# Start of DATA SUPPLIED
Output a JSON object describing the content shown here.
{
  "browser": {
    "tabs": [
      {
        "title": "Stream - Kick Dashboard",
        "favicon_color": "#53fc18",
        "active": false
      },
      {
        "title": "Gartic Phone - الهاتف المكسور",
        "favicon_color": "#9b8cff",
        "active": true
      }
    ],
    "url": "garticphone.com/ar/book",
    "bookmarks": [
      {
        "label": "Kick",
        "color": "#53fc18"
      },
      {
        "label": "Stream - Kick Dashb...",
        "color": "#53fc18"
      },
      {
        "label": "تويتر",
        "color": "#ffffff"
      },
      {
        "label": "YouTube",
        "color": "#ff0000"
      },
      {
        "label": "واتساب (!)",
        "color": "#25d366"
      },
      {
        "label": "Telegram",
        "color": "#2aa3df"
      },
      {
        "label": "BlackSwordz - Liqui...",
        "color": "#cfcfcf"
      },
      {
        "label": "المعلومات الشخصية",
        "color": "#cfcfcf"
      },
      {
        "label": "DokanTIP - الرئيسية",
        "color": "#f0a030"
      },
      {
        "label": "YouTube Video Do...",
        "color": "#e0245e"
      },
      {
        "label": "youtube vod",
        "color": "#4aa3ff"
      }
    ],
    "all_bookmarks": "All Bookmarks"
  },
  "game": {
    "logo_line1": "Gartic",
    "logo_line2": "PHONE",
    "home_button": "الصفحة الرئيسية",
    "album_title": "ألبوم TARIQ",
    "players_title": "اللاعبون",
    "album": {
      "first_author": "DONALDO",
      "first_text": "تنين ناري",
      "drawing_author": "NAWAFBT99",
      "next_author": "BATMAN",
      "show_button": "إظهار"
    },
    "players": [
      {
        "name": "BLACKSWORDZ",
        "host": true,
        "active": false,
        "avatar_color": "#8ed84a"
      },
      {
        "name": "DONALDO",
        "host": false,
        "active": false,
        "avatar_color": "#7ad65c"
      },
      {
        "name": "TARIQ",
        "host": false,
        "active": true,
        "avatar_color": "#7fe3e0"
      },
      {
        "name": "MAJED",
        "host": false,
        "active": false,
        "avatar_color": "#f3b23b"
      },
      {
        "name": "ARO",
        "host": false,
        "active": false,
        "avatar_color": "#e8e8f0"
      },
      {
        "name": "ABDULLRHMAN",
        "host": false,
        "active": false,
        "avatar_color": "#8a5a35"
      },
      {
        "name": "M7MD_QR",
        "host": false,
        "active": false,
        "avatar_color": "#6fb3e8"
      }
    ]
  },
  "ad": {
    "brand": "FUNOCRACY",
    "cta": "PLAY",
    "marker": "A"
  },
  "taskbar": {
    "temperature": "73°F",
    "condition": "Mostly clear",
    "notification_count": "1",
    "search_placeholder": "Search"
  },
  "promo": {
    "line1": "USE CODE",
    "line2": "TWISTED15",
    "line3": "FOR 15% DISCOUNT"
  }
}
# End of DATA SUPPLIED
### PROMPT
How many lines of the records contain the string "الرئيسية"? Respond with the number alone.

### FULL OUTPUT
2